Gather every line of the entries that includes the word "right".

#### STORED RECORDS

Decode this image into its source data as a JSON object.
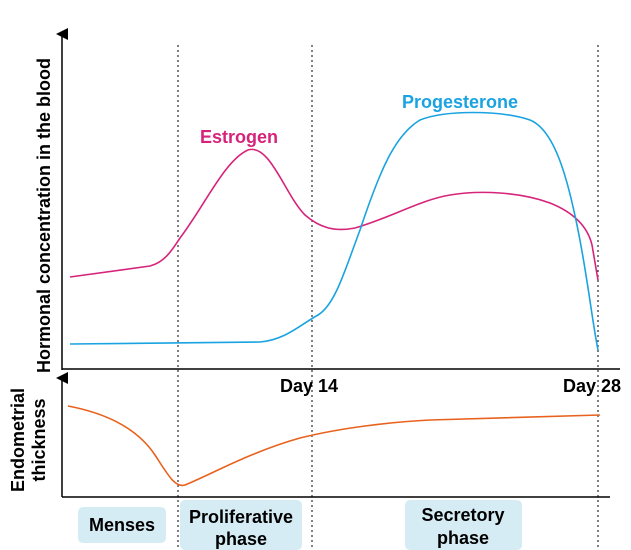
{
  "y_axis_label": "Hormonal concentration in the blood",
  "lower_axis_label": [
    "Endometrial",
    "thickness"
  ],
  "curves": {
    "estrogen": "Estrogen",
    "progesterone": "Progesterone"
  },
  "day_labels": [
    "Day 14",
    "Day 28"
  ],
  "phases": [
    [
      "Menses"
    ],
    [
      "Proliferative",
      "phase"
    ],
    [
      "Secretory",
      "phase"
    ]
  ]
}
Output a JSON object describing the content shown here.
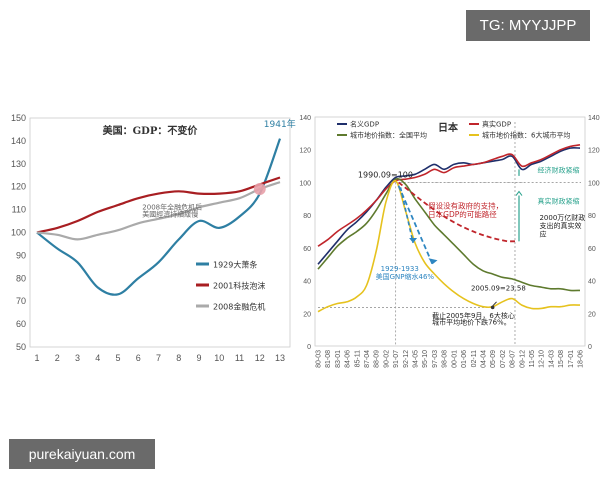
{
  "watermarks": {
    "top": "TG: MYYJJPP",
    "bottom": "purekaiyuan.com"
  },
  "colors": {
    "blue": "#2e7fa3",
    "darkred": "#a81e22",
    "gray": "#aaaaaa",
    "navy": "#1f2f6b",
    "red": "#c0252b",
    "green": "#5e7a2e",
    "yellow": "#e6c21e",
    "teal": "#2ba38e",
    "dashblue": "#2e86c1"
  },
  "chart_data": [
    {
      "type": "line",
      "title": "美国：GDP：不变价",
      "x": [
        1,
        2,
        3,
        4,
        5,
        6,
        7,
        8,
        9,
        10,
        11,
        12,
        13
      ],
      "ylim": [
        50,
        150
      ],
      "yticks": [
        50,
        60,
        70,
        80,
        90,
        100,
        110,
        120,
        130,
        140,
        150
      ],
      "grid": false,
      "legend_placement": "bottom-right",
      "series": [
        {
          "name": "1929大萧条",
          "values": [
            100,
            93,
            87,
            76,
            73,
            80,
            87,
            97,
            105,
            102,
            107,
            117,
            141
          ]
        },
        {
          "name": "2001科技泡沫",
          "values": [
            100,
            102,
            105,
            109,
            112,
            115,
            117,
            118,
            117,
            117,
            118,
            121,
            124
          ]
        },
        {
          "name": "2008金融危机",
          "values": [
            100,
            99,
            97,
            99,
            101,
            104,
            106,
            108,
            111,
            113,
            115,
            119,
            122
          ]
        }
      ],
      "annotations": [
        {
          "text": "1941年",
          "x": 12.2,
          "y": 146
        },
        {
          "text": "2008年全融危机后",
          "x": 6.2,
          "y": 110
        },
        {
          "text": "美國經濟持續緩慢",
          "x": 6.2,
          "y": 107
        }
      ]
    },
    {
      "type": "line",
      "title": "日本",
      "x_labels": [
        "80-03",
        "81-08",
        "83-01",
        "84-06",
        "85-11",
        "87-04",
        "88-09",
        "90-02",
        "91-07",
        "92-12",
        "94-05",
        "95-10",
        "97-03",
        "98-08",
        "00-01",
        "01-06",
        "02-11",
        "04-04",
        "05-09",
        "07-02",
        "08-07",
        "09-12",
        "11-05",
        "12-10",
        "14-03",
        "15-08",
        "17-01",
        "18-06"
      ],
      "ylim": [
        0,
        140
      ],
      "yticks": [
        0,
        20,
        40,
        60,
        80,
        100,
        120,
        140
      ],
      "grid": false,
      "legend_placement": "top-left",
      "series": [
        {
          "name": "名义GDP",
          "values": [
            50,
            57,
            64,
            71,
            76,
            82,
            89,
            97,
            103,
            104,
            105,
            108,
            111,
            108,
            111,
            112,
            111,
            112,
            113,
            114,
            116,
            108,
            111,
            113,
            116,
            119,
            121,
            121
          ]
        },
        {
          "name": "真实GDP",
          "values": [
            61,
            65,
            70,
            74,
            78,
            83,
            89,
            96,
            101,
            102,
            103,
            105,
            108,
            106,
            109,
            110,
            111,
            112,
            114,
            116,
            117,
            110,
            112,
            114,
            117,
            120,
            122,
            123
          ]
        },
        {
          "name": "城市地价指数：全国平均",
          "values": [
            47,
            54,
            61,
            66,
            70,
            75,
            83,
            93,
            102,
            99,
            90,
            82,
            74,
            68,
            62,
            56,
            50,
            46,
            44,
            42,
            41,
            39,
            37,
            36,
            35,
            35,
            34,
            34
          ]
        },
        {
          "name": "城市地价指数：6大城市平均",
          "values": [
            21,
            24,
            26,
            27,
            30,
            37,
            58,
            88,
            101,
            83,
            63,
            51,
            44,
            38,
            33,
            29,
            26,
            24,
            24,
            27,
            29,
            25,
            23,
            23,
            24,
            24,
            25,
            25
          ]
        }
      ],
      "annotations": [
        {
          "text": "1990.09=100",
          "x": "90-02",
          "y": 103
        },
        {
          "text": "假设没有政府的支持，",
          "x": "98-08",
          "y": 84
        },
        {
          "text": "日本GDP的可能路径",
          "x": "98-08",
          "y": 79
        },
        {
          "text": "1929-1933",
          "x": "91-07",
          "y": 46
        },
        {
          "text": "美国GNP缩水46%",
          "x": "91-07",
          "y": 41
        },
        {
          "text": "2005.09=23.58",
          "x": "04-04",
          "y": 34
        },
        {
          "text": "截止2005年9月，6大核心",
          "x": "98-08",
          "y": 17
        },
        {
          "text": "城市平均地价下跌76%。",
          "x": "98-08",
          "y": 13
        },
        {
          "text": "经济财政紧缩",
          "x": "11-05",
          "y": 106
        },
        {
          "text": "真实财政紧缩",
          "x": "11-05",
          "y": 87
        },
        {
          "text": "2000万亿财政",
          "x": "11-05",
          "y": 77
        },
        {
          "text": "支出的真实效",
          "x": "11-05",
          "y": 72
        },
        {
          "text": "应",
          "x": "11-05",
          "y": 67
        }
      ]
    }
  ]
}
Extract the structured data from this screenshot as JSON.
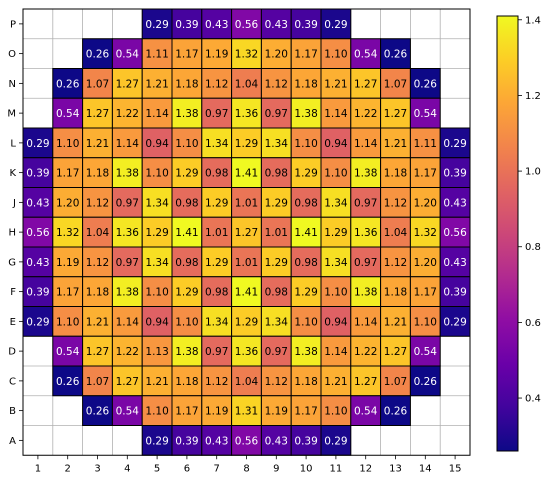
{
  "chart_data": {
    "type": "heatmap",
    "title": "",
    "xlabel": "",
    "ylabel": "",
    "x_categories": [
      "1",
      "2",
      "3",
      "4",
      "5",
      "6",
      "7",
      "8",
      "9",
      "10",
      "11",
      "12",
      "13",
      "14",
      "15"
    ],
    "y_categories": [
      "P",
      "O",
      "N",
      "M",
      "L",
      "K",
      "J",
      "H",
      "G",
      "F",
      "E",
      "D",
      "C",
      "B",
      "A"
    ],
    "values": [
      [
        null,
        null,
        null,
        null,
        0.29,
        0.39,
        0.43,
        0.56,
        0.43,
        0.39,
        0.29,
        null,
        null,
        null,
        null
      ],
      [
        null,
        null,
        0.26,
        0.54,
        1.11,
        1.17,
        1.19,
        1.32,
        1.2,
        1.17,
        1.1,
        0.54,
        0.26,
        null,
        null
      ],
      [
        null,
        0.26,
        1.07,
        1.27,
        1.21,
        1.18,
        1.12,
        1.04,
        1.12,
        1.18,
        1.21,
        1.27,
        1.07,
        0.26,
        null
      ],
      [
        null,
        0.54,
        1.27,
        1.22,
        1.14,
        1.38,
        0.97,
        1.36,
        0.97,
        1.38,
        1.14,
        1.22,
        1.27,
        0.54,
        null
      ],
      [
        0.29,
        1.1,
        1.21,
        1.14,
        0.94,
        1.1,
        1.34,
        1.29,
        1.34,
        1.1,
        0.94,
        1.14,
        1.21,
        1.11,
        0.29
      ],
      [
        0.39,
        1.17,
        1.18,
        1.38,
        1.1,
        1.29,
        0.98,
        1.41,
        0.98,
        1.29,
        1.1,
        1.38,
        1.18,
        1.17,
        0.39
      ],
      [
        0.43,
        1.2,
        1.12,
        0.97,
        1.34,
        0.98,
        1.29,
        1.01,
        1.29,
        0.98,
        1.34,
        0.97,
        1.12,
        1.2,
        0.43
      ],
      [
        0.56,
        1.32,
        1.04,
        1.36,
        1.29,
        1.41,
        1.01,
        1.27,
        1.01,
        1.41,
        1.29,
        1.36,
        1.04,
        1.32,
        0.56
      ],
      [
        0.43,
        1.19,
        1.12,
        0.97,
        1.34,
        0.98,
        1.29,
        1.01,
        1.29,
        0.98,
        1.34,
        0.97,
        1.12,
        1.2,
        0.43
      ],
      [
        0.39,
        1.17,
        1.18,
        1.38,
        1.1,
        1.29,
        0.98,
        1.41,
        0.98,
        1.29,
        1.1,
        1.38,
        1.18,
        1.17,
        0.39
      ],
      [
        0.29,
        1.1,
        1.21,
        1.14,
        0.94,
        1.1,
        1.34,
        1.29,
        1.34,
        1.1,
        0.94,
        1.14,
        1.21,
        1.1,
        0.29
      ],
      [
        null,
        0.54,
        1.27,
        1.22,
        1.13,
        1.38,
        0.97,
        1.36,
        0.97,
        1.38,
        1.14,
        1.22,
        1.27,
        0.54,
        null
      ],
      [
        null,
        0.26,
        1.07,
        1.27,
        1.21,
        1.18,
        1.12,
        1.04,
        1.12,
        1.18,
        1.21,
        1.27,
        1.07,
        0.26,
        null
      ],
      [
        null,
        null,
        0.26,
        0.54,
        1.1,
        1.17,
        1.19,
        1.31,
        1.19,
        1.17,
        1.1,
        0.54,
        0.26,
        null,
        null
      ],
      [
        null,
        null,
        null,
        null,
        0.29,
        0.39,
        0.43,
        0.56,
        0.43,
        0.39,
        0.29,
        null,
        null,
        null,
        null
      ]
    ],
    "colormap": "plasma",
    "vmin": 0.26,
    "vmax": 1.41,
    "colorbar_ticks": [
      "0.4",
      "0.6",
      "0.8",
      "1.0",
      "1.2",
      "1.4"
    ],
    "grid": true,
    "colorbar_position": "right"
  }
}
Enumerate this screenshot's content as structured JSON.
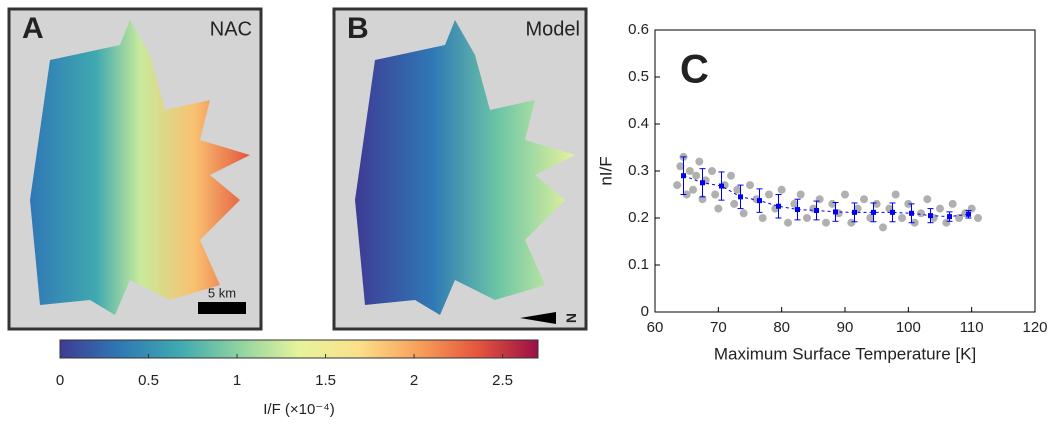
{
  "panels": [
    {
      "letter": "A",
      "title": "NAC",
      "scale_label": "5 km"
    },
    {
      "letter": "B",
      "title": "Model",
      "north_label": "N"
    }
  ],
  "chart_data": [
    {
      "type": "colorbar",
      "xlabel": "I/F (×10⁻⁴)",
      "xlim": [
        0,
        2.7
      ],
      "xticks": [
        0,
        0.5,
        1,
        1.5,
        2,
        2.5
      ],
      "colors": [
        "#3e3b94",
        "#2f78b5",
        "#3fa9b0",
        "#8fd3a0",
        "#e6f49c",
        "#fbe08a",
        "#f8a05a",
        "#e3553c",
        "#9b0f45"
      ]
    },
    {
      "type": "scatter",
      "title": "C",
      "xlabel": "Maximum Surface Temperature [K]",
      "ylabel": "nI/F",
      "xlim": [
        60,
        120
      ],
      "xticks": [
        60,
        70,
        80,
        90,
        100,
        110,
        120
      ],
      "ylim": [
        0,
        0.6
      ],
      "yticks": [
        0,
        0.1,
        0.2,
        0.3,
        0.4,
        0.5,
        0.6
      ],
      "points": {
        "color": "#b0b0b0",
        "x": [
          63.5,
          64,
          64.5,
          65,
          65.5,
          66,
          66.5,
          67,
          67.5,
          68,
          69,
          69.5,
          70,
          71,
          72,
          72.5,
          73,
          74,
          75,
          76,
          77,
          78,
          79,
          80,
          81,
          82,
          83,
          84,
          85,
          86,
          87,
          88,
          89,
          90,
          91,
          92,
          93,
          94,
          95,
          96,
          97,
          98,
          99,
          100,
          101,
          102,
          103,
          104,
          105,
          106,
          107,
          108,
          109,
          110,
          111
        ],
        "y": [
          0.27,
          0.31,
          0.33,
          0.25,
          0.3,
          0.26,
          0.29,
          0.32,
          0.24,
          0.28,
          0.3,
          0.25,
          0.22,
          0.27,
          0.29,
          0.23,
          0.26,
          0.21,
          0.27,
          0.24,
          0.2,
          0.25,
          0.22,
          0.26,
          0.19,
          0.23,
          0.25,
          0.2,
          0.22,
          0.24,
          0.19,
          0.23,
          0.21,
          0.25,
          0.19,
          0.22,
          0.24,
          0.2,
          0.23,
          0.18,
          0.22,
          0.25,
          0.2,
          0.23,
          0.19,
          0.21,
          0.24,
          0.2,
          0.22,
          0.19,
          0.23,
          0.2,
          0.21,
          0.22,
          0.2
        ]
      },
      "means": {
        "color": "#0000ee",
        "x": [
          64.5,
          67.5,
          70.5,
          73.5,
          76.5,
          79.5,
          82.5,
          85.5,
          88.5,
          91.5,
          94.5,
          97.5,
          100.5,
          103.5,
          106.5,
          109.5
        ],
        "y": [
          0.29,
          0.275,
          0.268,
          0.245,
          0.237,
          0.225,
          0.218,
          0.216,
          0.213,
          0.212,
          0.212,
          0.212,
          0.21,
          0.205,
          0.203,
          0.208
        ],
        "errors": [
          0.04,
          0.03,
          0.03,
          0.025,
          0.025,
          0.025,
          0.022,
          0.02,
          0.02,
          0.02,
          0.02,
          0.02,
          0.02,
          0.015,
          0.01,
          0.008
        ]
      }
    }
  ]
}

########

- THE RESPONSE:
      "legend_placement": "bottom-right",
    "colorbar_position": "right"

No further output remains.